**DIRECTIONS FOR THIS TASK**: Take each line containing "Aper" and report it exactly as written.

**PROVIDED RECORDS**:
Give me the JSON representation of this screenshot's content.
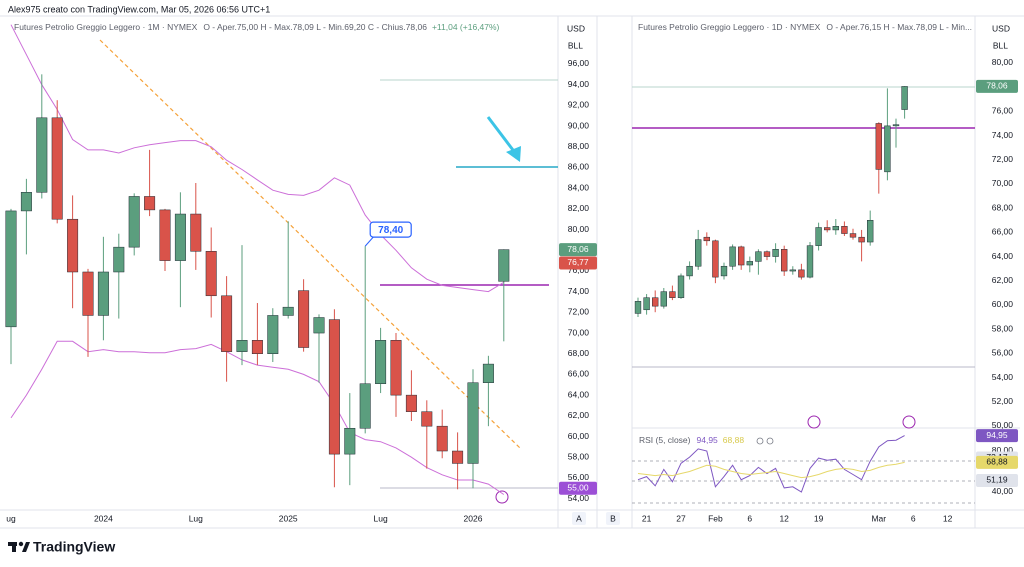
{
  "header": {
    "author_line": "Alex975 creato con TradingView.com, Mar 05, 2026 06:56 UTC+1"
  },
  "footer": {
    "logo_text": "TradingView"
  },
  "buttons": [
    "A",
    "B"
  ],
  "chart_data": [
    {
      "type": "candlestick",
      "title": "Futures Petrolio Greggio Leggero · 1M · NYMEX",
      "ohlc_text": "O - Aper.75,00  H - Max.78,09  L - Min.69,20  C - Chius.78,06",
      "change": "+11,04 (+16,47%)",
      "currency": "USD",
      "unit": "BLL",
      "up_color": "#5b9e7e",
      "down_color": "#d9534a",
      "grid": false,
      "categories": [
        "ug",
        null,
        null,
        null,
        null,
        null,
        "2024",
        null,
        null,
        null,
        null,
        null,
        "Lug",
        null,
        null,
        null,
        null,
        null,
        "2025",
        null,
        null,
        null,
        null,
        null,
        "Lug",
        null,
        null,
        null,
        null,
        null,
        "2026",
        null,
        null,
        null,
        null,
        null
      ],
      "open": [
        70.6,
        81.8,
        83.6,
        90.8,
        81.0,
        75.9,
        71.7,
        75.9,
        78.3,
        83.2,
        81.9,
        77.0,
        81.5,
        77.9,
        73.6,
        68.2,
        69.3,
        68.0,
        71.7,
        74.1,
        70.0,
        71.3,
        58.3,
        60.8,
        65.1,
        69.3,
        64.0,
        62.4,
        61.0,
        58.6,
        57.4,
        65.2,
        75.0,
        null,
        null,
        null
      ],
      "high": [
        82.0,
        84.9,
        95.0,
        92.5,
        83.3,
        76.2,
        79.3,
        79.6,
        83.5,
        87.7,
        82.0,
        83.6,
        84.5,
        80.2,
        75.5,
        78.5,
        72.9,
        72.4,
        80.8,
        75.2,
        71.8,
        72.3,
        64.2,
        78.4,
        70.5,
        70.0,
        66.4,
        63.5,
        62.6,
        60.4,
        66.5,
        67.8,
        78.09,
        null,
        null,
        null
      ],
      "low": [
        67.0,
        77.6,
        83.0,
        80.6,
        72.4,
        67.7,
        69.3,
        71.4,
        77.5,
        81.3,
        76.0,
        72.5,
        76.1,
        71.5,
        65.3,
        66.9,
        66.9,
        67.2,
        71.4,
        68.2,
        65.2,
        55.1,
        55.3,
        60.3,
        64.2,
        61.9,
        61.5,
        56.9,
        57.9,
        54.9,
        55.0,
        61.0,
        69.2,
        null,
        null,
        null
      ],
      "close": [
        81.8,
        83.6,
        90.8,
        81.0,
        75.9,
        71.7,
        75.9,
        78.3,
        83.2,
        81.9,
        77.0,
        81.5,
        77.9,
        73.6,
        68.2,
        69.3,
        68.0,
        71.7,
        72.5,
        68.6,
        71.5,
        58.3,
        60.8,
        65.1,
        69.3,
        64.0,
        62.4,
        61.0,
        58.6,
        57.4,
        65.2,
        67.0,
        78.06,
        null,
        null,
        null
      ],
      "bands": {
        "color": "#cc6fd8",
        "upper": [
          99.8,
          96.9,
          94.0,
          91.6,
          88.7,
          87.7,
          87.7,
          87.4,
          87.9,
          88.2,
          88.4,
          88.6,
          88.6,
          88.0,
          86.7,
          85.8,
          84.8,
          83.8,
          83.4,
          83.3,
          83.8,
          85.0,
          84.3,
          81.4,
          79.5,
          78.0,
          76.3,
          75.2,
          74.6,
          74.4,
          74.2,
          74.0,
          74.9,
          null,
          null,
          null
        ],
        "lower": [
          61.8,
          64.0,
          66.5,
          69.2,
          69.2,
          68.2,
          68.4,
          68.2,
          68.2,
          68.1,
          68.1,
          68.4,
          68.5,
          68.9,
          68.2,
          67.4,
          66.9,
          66.7,
          66.5,
          66.0,
          65.3,
          63.1,
          60.4,
          59.7,
          59.5,
          58.9,
          58.0,
          57.0,
          56.3,
          55.8,
          55.8,
          55.4,
          54.4,
          null,
          null,
          null
        ]
      },
      "callout": {
        "value": 78.4,
        "label": "78,40",
        "color": "#2962ff"
      },
      "ylim": [
        52.9,
        100.25
      ],
      "yticks": [
        {
          "value": 54,
          "label": "54,00"
        },
        {
          "value": 56,
          "label": "56,00"
        },
        {
          "value": 58,
          "label": "58,00"
        },
        {
          "value": 60,
          "label": "60,00"
        },
        {
          "value": 62,
          "label": "62,00"
        },
        {
          "value": 64,
          "label": "64,00"
        },
        {
          "value": 66,
          "label": "66,00"
        },
        {
          "value": 68,
          "label": "68,00"
        },
        {
          "value": 70,
          "label": "70,00"
        },
        {
          "value": 72,
          "label": "72,00"
        },
        {
          "value": 74,
          "label": "74,00"
        },
        {
          "value": 76,
          "label": "76,00"
        },
        {
          "value": 78,
          "label": "78,00"
        },
        {
          "value": 80,
          "label": "80,00"
        },
        {
          "value": 82,
          "label": "82,00"
        },
        {
          "value": 84,
          "label": "84,00"
        },
        {
          "value": 86,
          "label": "86,00"
        },
        {
          "value": 88,
          "label": "88,00"
        },
        {
          "value": 90,
          "label": "90,00"
        },
        {
          "value": 92,
          "label": "92,00"
        },
        {
          "value": 94,
          "label": "94,00"
        },
        {
          "value": 96,
          "label": "96,00"
        }
      ],
      "price_labels": [
        {
          "value": 78.06,
          "label": "78,06",
          "color": "#5b9e7e",
          "text_color": "#ffffff"
        },
        {
          "value": 76.77,
          "label": "76,77",
          "color": "#d9534a",
          "text_color": "#ffffff"
        },
        {
          "value": 55,
          "label": "55,00",
          "color": "#9c4fd6",
          "text_color": "#ffffff"
        }
      ]
    },
    {
      "type": "candlestick",
      "title": "Futures Petrolio Greggio Leggero · 1D · NYMEX",
      "ohlc_text": "O - Aper.76,15  H - Max.78,09  L - Min...",
      "currency": "USD",
      "unit": "BLL",
      "up_color": "#5b9e7e",
      "down_color": "#d9534a",
      "grid": false,
      "categories": [
        null,
        "21",
        null,
        null,
        null,
        "27",
        null,
        null,
        null,
        "Feb",
        null,
        null,
        null,
        "6",
        null,
        null,
        null,
        "12",
        null,
        null,
        null,
        "19",
        null,
        null,
        null,
        null,
        null,
        null,
        "Mar",
        null,
        null,
        null,
        "6",
        null,
        null,
        null,
        "12"
      ],
      "open": [
        59.3,
        59.6,
        60.6,
        59.9,
        61.1,
        60.6,
        62.4,
        63.2,
        65.6,
        65.3,
        62.4,
        63.2,
        64.8,
        63.3,
        63.6,
        64.4,
        64.0,
        64.6,
        62.8,
        62.9,
        62.3,
        64.9,
        66.4,
        66.2,
        66.5,
        65.9,
        65.6,
        65.2,
        75.0,
        71.0,
        74.8,
        76.15,
        null,
        null,
        null,
        null,
        null
      ],
      "high": [
        60.6,
        60.9,
        61.2,
        61.4,
        61.6,
        62.6,
        63.6,
        66.2,
        66.0,
        65.4,
        63.5,
        65.0,
        64.9,
        64.0,
        64.6,
        64.5,
        65.1,
        64.9,
        63.2,
        63.4,
        65.2,
        66.8,
        67.0,
        67.1,
        66.9,
        66.3,
        66.2,
        67.8,
        75.1,
        77.9,
        75.4,
        78.09,
        null,
        null,
        null,
        null,
        null
      ],
      "low": [
        59.0,
        59.2,
        59.4,
        59.7,
        60.4,
        60.5,
        62.1,
        62.9,
        64.9,
        61.8,
        62.1,
        62.9,
        62.9,
        62.7,
        62.5,
        63.7,
        63.5,
        62.4,
        62.5,
        62.1,
        62.2,
        64.5,
        66.0,
        65.8,
        65.7,
        65.4,
        63.6,
        64.9,
        69.2,
        70.3,
        73.0,
        75.4,
        null,
        null,
        null,
        null,
        null
      ],
      "close": [
        60.3,
        60.6,
        59.9,
        61.1,
        60.6,
        62.4,
        63.2,
        65.4,
        65.3,
        62.3,
        63.2,
        64.8,
        63.3,
        63.6,
        64.4,
        64.0,
        64.6,
        62.8,
        62.9,
        62.3,
        64.9,
        66.4,
        66.2,
        66.5,
        65.9,
        65.6,
        65.2,
        67.0,
        71.2,
        74.8,
        74.9,
        78.06,
        null,
        null,
        null,
        null,
        null
      ],
      "ylim": [
        49.83,
        83.55
      ],
      "yticks": [
        {
          "value": 50,
          "label": "50,00"
        },
        {
          "value": 52,
          "label": "52,00"
        },
        {
          "value": 54,
          "label": "54,00"
        },
        {
          "value": 56,
          "label": "56,00"
        },
        {
          "value": 58,
          "label": "58,00"
        },
        {
          "value": 60,
          "label": "60,00"
        },
        {
          "value": 62,
          "label": "62,00"
        },
        {
          "value": 64,
          "label": "64,00"
        },
        {
          "value": 66,
          "label": "66,00"
        },
        {
          "value": 68,
          "label": "68,00"
        },
        {
          "value": 70,
          "label": "70,00"
        },
        {
          "value": 72,
          "label": "72,00"
        },
        {
          "value": 74,
          "label": "74,00"
        },
        {
          "value": 76,
          "label": "76,00"
        },
        {
          "value": 80,
          "label": "80,00"
        }
      ],
      "price_labels": [
        {
          "value": 78.06,
          "label": "78,06",
          "color": "#5b9e7e",
          "text_color": "#ffffff"
        }
      ]
    },
    {
      "type": "line",
      "title": "RSI (5, close)",
      "header_values": [
        "94,95",
        "68,88"
      ],
      "grid": false,
      "series": [
        {
          "color": "#7e57c2",
          "values": [
            52,
            55,
            46,
            62,
            50,
            68,
            74,
            82,
            80,
            45,
            55,
            66,
            52,
            56,
            64,
            58,
            63,
            44,
            45,
            40,
            63,
            73,
            71,
            72,
            62,
            57,
            52,
            70,
            84,
            90,
            90.5,
            94.95,
            null,
            null,
            null,
            null,
            null
          ]
        },
        {
          "color": "#e6d86a",
          "values": [
            58,
            57,
            56,
            57,
            56,
            58,
            60,
            63,
            66,
            65,
            62,
            60,
            58,
            57,
            58,
            59,
            60,
            58,
            56,
            54,
            55,
            57,
            60,
            62,
            63,
            62,
            60,
            61,
            64,
            66,
            67,
            68.88,
            null,
            null,
            null,
            null,
            null
          ]
        }
      ],
      "ylim": [
        22.4,
        102.4
      ],
      "yticks": [
        {
          "value": 40,
          "label": "40,00"
        },
        {
          "value": 80,
          "label": "80,00"
        }
      ],
      "price_labels": [
        {
          "value": 94.95,
          "label": "94,95",
          "color": "#7e57c2",
          "text_color": "#ffffff"
        },
        {
          "value": 73.17,
          "label": "73,17",
          "color": "#e0e3eb",
          "text_color": "#131722"
        },
        {
          "value": 68.88,
          "label": "68,88",
          "color": "#e6d86a",
          "text_color": "#131722"
        },
        {
          "value": 51.19,
          "label": "51,19",
          "color": "#e0e3eb",
          "text_color": "#131722"
        }
      ]
    }
  ]
}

**SOLUTION FOR THIS EXERCISE**:
      "ohlc_text": "O - Aper.75,00  H - Max.78,09  L - Min.69,20  C - Chius.78,06",
      "ohlc_text": "O - Aper.76,15  H - Max.78,09  L - Min...",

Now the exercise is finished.